REQUEST: Check each line of the data below for the word "title", then extract the ones that have it.

PROVIDED ENTRIES:
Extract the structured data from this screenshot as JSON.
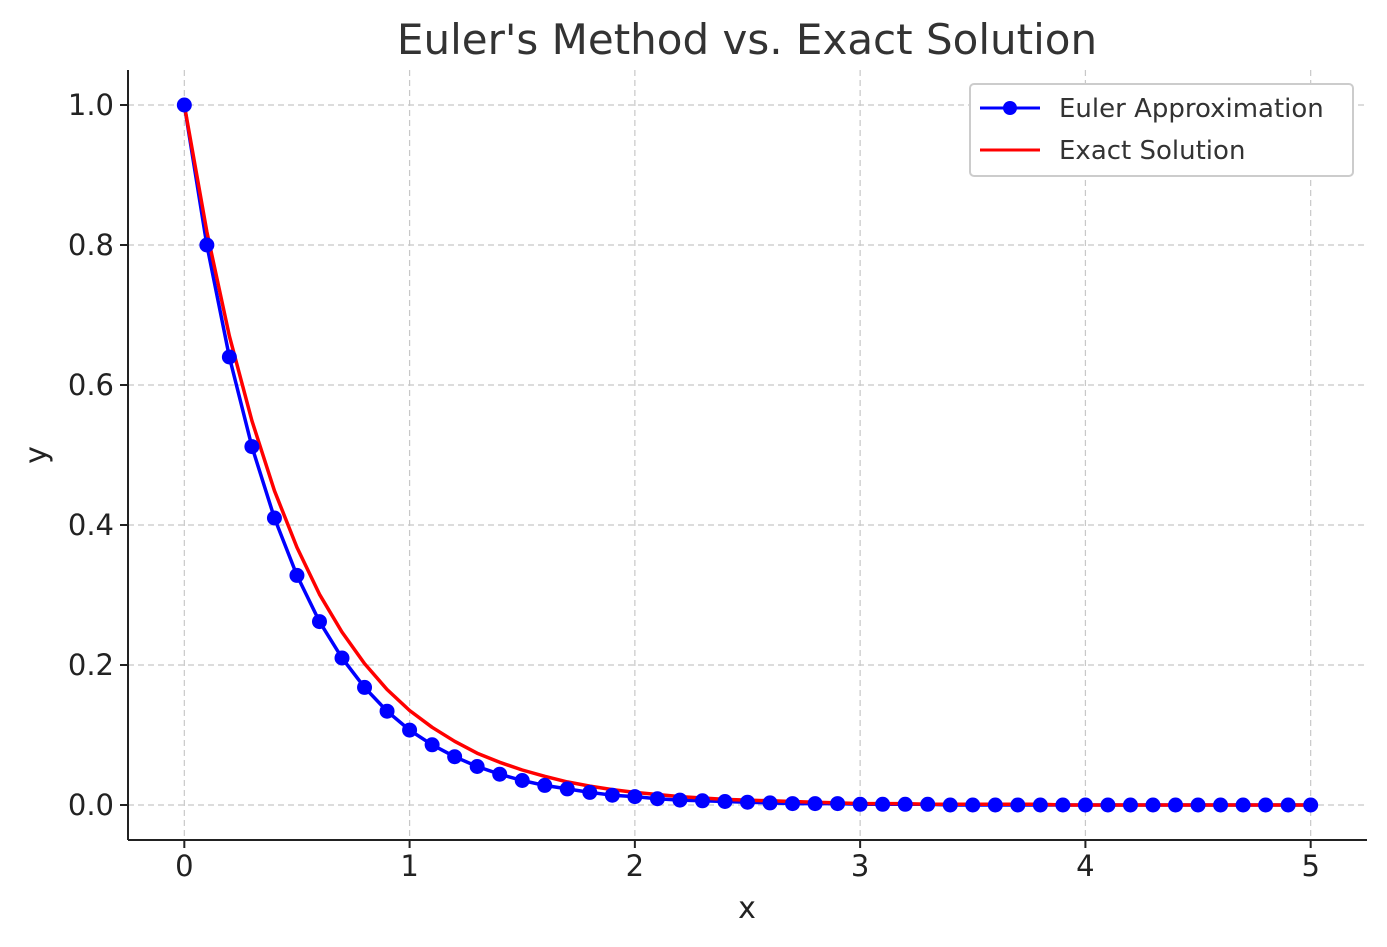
{
  "chart_data": {
    "type": "line",
    "title": "Euler's Method vs. Exact Solution",
    "xlabel": "x",
    "ylabel": "y",
    "xlim": [
      -0.25,
      5.25
    ],
    "ylim": [
      -0.05,
      1.05
    ],
    "xticks": [
      0,
      1,
      2,
      3,
      4,
      5
    ],
    "xtick_labels": [
      "0",
      "1",
      "2",
      "3",
      "4",
      "5"
    ],
    "yticks": [
      0.0,
      0.2,
      0.4,
      0.6,
      0.8,
      1.0
    ],
    "ytick_labels": [
      "0.0",
      "0.2",
      "0.4",
      "0.6",
      "0.8",
      "1.0"
    ],
    "grid": true,
    "legend_position": "top-right",
    "series": [
      {
        "name": "Euler Approximation",
        "color": "#0000ff",
        "marker": "circle",
        "x": [
          0,
          0.1,
          0.2,
          0.3,
          0.4,
          0.5,
          0.6,
          0.7,
          0.8,
          0.9,
          1.0,
          1.1,
          1.2,
          1.3,
          1.4,
          1.5,
          1.6,
          1.7,
          1.8,
          1.9,
          2.0,
          2.1,
          2.2,
          2.3,
          2.4,
          2.5,
          2.6,
          2.7,
          2.8,
          2.9,
          3.0,
          3.1,
          3.2,
          3.3,
          3.4,
          3.5,
          3.6,
          3.7,
          3.8,
          3.9,
          4.0,
          4.1,
          4.2,
          4.3,
          4.4,
          4.5,
          4.6,
          4.7,
          4.8,
          4.9,
          5.0
        ],
        "y": [
          1.0,
          0.8,
          0.64,
          0.512,
          0.41,
          0.328,
          0.262,
          0.21,
          0.168,
          0.134,
          0.107,
          0.086,
          0.069,
          0.055,
          0.044,
          0.035,
          0.028,
          0.023,
          0.018,
          0.014,
          0.012,
          0.009,
          0.007,
          0.006,
          0.005,
          0.004,
          0.003,
          0.002,
          0.002,
          0.002,
          0.001,
          0.001,
          0.001,
          0.001,
          0.0,
          0.0,
          0.0,
          0.0,
          0.0,
          0.0,
          0.0,
          0.0,
          0.0,
          0.0,
          0.0,
          0.0,
          0.0,
          0.0,
          0.0,
          0.0,
          0.0
        ]
      },
      {
        "name": "Exact Solution",
        "color": "#ff0000",
        "marker": "none",
        "x": [
          0,
          0.1,
          0.2,
          0.3,
          0.4,
          0.5,
          0.6,
          0.7,
          0.8,
          0.9,
          1.0,
          1.1,
          1.2,
          1.3,
          1.4,
          1.5,
          1.6,
          1.7,
          1.8,
          1.9,
          2.0,
          2.1,
          2.2,
          2.3,
          2.4,
          2.5,
          2.6,
          2.7,
          2.8,
          2.9,
          3.0,
          3.1,
          3.2,
          3.3,
          3.4,
          3.5,
          3.6,
          3.7,
          3.8,
          3.9,
          4.0,
          4.1,
          4.2,
          4.3,
          4.4,
          4.5,
          4.6,
          4.7,
          4.8,
          4.9,
          5.0
        ],
        "y": [
          1.0,
          0.819,
          0.67,
          0.549,
          0.449,
          0.368,
          0.301,
          0.247,
          0.202,
          0.165,
          0.135,
          0.111,
          0.091,
          0.074,
          0.061,
          0.05,
          0.041,
          0.033,
          0.027,
          0.022,
          0.018,
          0.015,
          0.012,
          0.01,
          0.008,
          0.007,
          0.006,
          0.005,
          0.004,
          0.003,
          0.002,
          0.002,
          0.002,
          0.001,
          0.001,
          0.001,
          0.001,
          0.001,
          0.001,
          0.0,
          0.0,
          0.0,
          0.0,
          0.0,
          0.0,
          0.0,
          0.0,
          0.0,
          0.0,
          0.0,
          0.0
        ]
      }
    ]
  }
}
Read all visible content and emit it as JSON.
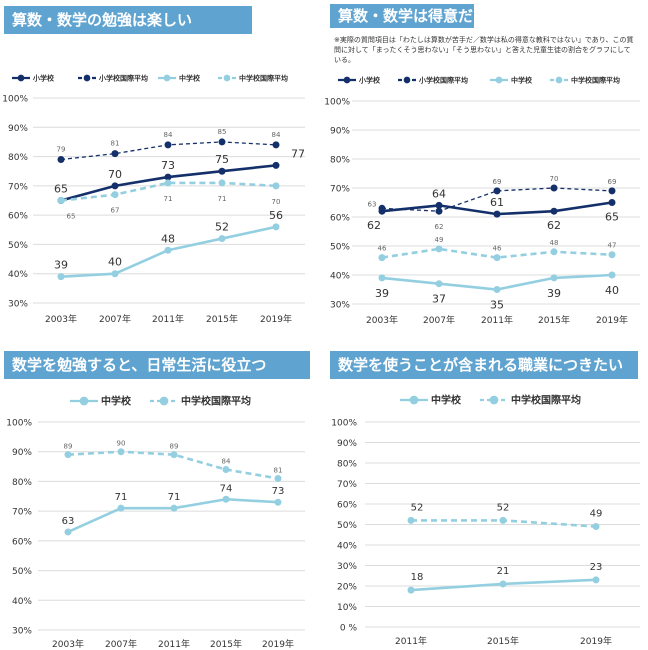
{
  "note": "※実際の質問項目は「わたしは算数が苦手だ／数学は私の得意な教科ではない」であり、この質問に対して「まったくそう思わない」「そう思わない」と答えた児童生徒の割合をグラフにしている。",
  "chart_data": [
    {
      "type": "line",
      "title": "算数・数学の勉強は楽しい",
      "categories": [
        "2003年",
        "2007年",
        "2011年",
        "2015年",
        "2019年"
      ],
      "ylim": [
        30,
        100
      ],
      "ytick_labels": [
        "30%",
        "40%",
        "50%",
        "60%",
        "70%",
        "80%",
        "90%",
        "100%"
      ],
      "grid": true,
      "legend": "top",
      "series": [
        {
          "name": "小学校",
          "values": [
            65,
            70,
            73,
            75,
            77
          ],
          "style": "solid",
          "color": "#14306a"
        },
        {
          "name": "小学校国際平均",
          "values": [
            79,
            81,
            84,
            85,
            84
          ],
          "style": "dashed",
          "color": "#14306a"
        },
        {
          "name": "中学校",
          "values": [
            39,
            40,
            48,
            52,
            56
          ],
          "style": "solid",
          "color": "#93cfe0"
        },
        {
          "name": "中学校国際平均",
          "values": [
            65,
            67,
            71,
            71,
            70
          ],
          "style": "dashed",
          "color": "#93cfe0"
        }
      ]
    },
    {
      "type": "line",
      "title": "算数・数学は得意だ",
      "categories": [
        "2003年",
        "2007年",
        "2011年",
        "2015年",
        "2019年"
      ],
      "ylim": [
        30,
        100
      ],
      "ytick_labels": [
        "30%",
        "40%",
        "50%",
        "60%",
        "70%",
        "80%",
        "90%",
        "100%"
      ],
      "grid": true,
      "legend": "top",
      "series": [
        {
          "name": "小学校",
          "values": [
            62,
            64,
            61,
            62,
            65
          ],
          "style": "solid",
          "color": "#14306a"
        },
        {
          "name": "小学校国際平均",
          "values": [
            63,
            62,
            69,
            70,
            69
          ],
          "style": "dashed",
          "color": "#14306a"
        },
        {
          "name": "中学校",
          "values": [
            39,
            37,
            35,
            39,
            40
          ],
          "style": "solid",
          "color": "#93cfe0"
        },
        {
          "name": "中学校国際平均",
          "values": [
            46,
            49,
            46,
            48,
            47
          ],
          "style": "dashed",
          "color": "#93cfe0"
        }
      ]
    },
    {
      "type": "line",
      "title": "数学を勉強すると、日常生活に役立つ",
      "categories": [
        "2003年",
        "2007年",
        "2011年",
        "2015年",
        "2019年"
      ],
      "ylim": [
        30,
        100
      ],
      "ytick_labels": [
        "30%",
        "40%",
        "50%",
        "60%",
        "70%",
        "80%",
        "90%",
        "100%"
      ],
      "grid": true,
      "legend": "top",
      "series": [
        {
          "name": "中学校",
          "values": [
            63,
            71,
            71,
            74,
            73
          ],
          "style": "solid",
          "color": "#93cfe0"
        },
        {
          "name": "中学校国際平均",
          "values": [
            89,
            90,
            89,
            84,
            81
          ],
          "style": "dashed",
          "color": "#93cfe0"
        }
      ]
    },
    {
      "type": "line",
      "title": "数学を使うことが含まれる職業につきたい",
      "categories": [
        "2011年",
        "2015年",
        "2019年"
      ],
      "ylim": [
        0,
        100
      ],
      "ytick_labels": [
        "0 %",
        "10%",
        "20%",
        "30%",
        "40%",
        "50%",
        "60%",
        "70%",
        "80%",
        "90%",
        "100%"
      ],
      "grid": true,
      "legend": "top",
      "series": [
        {
          "name": "中学校",
          "values": [
            18,
            21,
            23
          ],
          "style": "solid",
          "color": "#93cfe0"
        },
        {
          "name": "中学校国際平均",
          "values": [
            52,
            52,
            49
          ],
          "style": "dashed",
          "color": "#93cfe0"
        }
      ]
    }
  ]
}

CORRECT OUTPUT:
    "title": "Euler's Method vs. Exact Solution",
      "title": "算数・数学の勉強は楽しい",
      "title": "算数・数学は得意だ",
      "title": "数学を勉強すると、日常生活に役立つ",
      "title": "数学を使うことが含まれる職業につきたい",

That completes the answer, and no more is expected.